- **Input for this task**:
◆ ◆ ◆

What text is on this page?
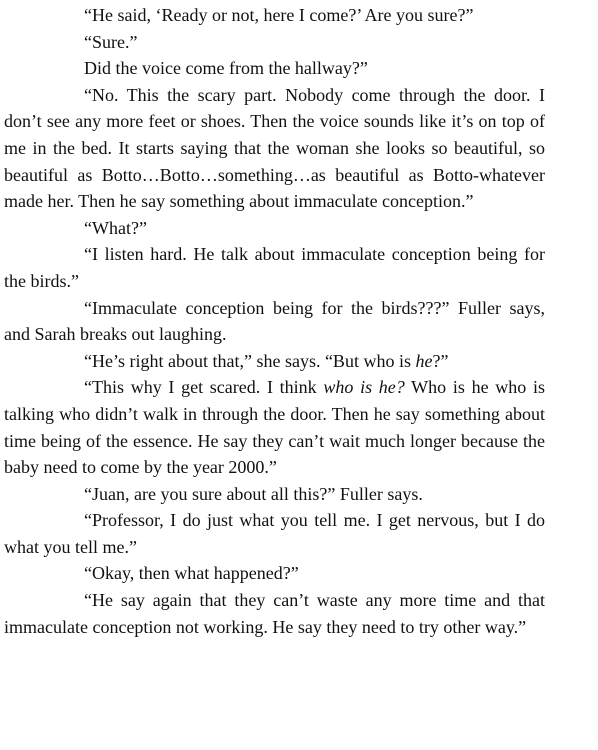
“He said, ‘Ready or not, here I come?’ Are you sure?”

“Sure.”

Did the voice come from the hallway?”

“No. This the scary part. Nobody come through the door. I don’t see any more feet or shoes. Then the voice sounds like it’s on top of me in the bed. It starts saying that the woman she looks so beautiful, so beautiful as Botto…Botto…something…as beautiful as Botto-whatever made her. Then he say something about immaculate conception.”

“What?”

“I listen hard. He talk about immaculate conception being for the birds.”

“Immaculate conception being for the birds???” Fuller says, and Sarah breaks out laughing.

“He’s right about that,” she says. “But who is he?”

“This why I get scared. I think who is he? Who is he who is talking who didn’t walk in through the door. Then he say something about time being of the essence. He say they can’t wait much longer because the baby need to come by the year 2000.”

“Juan, are you sure about all this?” Fuller says.

“Professor, I do just what you tell me. I get nervous, but I do what you tell me.”

“Okay, then what happened?”

“He say again that they can’t waste any more time and that immaculate conception not working. He say they need to try other way.”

◆ ◆ ◆

- **Task brief**:
From the entries above, extract each line containing "need".

- **Complete response**:
“This why I get scared. I think who is he? Who is he who is talking who didn’t walk in through the door. Then he say something about time being of the essence. He say they can’t wait much longer because the baby need to come by the year 2000.”
“He say again that they can’t waste any more time and that immaculate conception not working. He say they need to try other way.”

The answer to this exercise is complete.